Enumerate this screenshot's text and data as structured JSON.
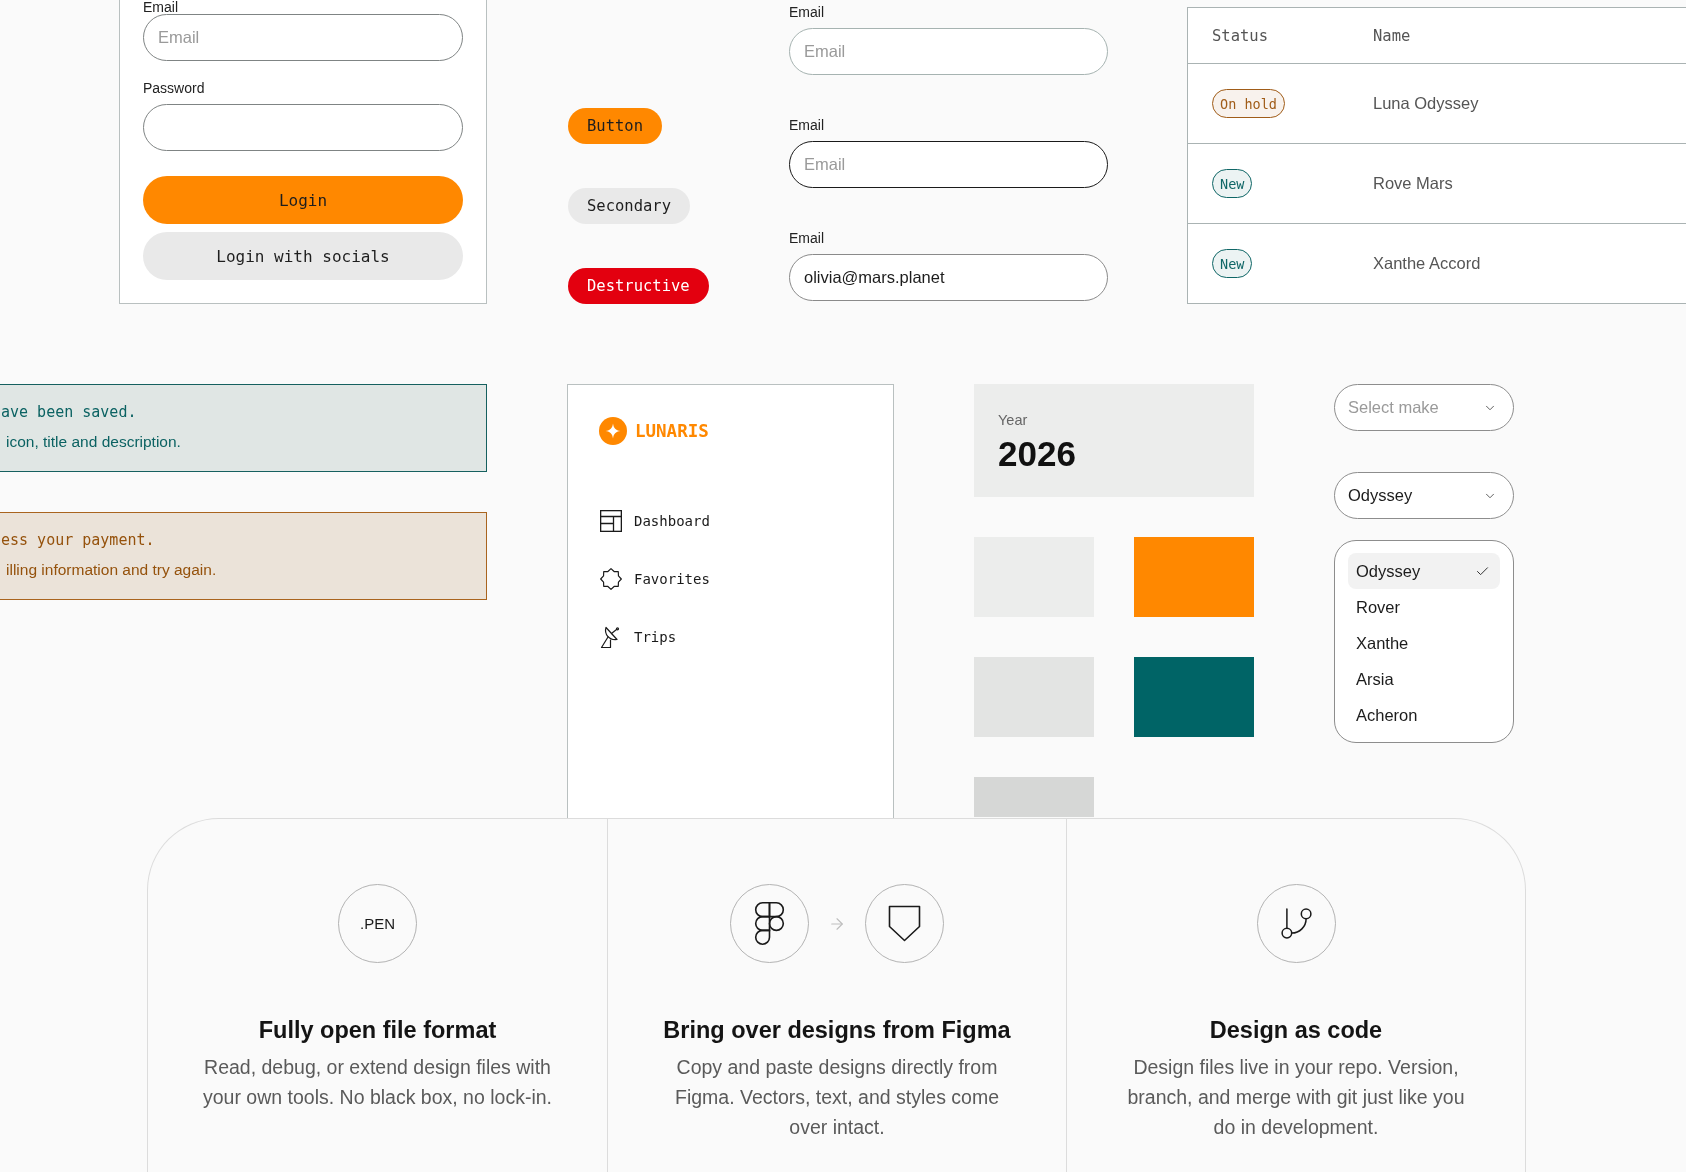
{
  "login_form": {
    "fields": [
      {
        "label": "Email",
        "placeholder": "Email"
      },
      {
        "label": "Password"
      }
    ],
    "buttons": [
      {
        "label": "Login",
        "kind": "primary"
      },
      {
        "label": "Login with socials",
        "kind": "secondary"
      }
    ]
  },
  "buttons": [
    {
      "label": "Button",
      "kind": "primary"
    },
    {
      "label": "Secondary",
      "kind": "secondary"
    },
    {
      "label": "Destructive",
      "kind": "destructive"
    }
  ],
  "email_fields": [
    {
      "label": "Email",
      "placeholder": "Email",
      "focused": false
    },
    {
      "label": "Email",
      "placeholder": "Email",
      "focused": true
    },
    {
      "label": "Email",
      "value": "olivia@mars.planet",
      "focused": false
    }
  ],
  "table": {
    "columns": [
      "Status",
      "Name"
    ],
    "rows": [
      {
        "status": {
          "label": "On hold",
          "color": "#a05c18"
        },
        "name": "Luna Odyssey"
      },
      {
        "status": {
          "label": "New",
          "color": "#0f6666"
        },
        "name": "Rove Mars"
      },
      {
        "status": {
          "label": "New",
          "color": "#0f6666"
        },
        "name": "Xanthe Accord"
      }
    ]
  },
  "alerts": [
    {
      "kind": "success",
      "title": "ave been saved.",
      "description": "icon, title and description."
    },
    {
      "kind": "error",
      "title": "ess your payment.",
      "description": "illing information and try again."
    }
  ],
  "sidebar": {
    "brand": "LUNARIS",
    "items": [
      {
        "label": "Dashboard",
        "selected": false
      },
      {
        "label": "Favorites",
        "selected": false
      },
      {
        "label": "Trips",
        "selected": false
      }
    ]
  },
  "year_card": {
    "label": "Year",
    "value": "2026"
  },
  "swatches": [
    {
      "color": "#ecedec"
    },
    {
      "color": "#ff8800"
    },
    {
      "color": "#e3e4e3"
    },
    {
      "color": "#006466"
    },
    {
      "color": "#d6d7d6"
    }
  ],
  "selects": [
    {
      "placeholder": "Select make"
    },
    {
      "value": "Odyssey"
    }
  ],
  "dropdown": {
    "options": [
      {
        "label": "Odyssey",
        "selected": true
      },
      {
        "label": "Rover",
        "selected": false
      },
      {
        "label": "Xanthe",
        "selected": false
      },
      {
        "label": "Arsia",
        "selected": false
      },
      {
        "label": "Acheron",
        "selected": false
      }
    ]
  },
  "features": [
    {
      "kind": "file_format",
      "emblem": ".PEN",
      "title": "Fully open file format",
      "description": "Read, debug, or extend design files with your own tools. No black box, no lock-in."
    },
    {
      "kind": "import",
      "title": "Bring over designs from Figma",
      "description": "Copy and paste designs directly from Figma. Vectors, text, and styles come over intact."
    },
    {
      "kind": "code",
      "title": "Design as code",
      "description": "Design files live in your repo. Version, branch, and merge with git just like you do in development."
    }
  ]
}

◆ **TASK OBJECTIVE**: From the entries above, copy each line holding "color".

◆ **WRITTEN RESPONSE**:
          "color": "#a05c18"
          "color": "#0f6666"
          "color": "#0f6666"
      "color": "#ecedec"
      "color": "#ff8800"
      "color": "#e3e4e3"
      "color": "#006466"
      "color": "#d6d7d6"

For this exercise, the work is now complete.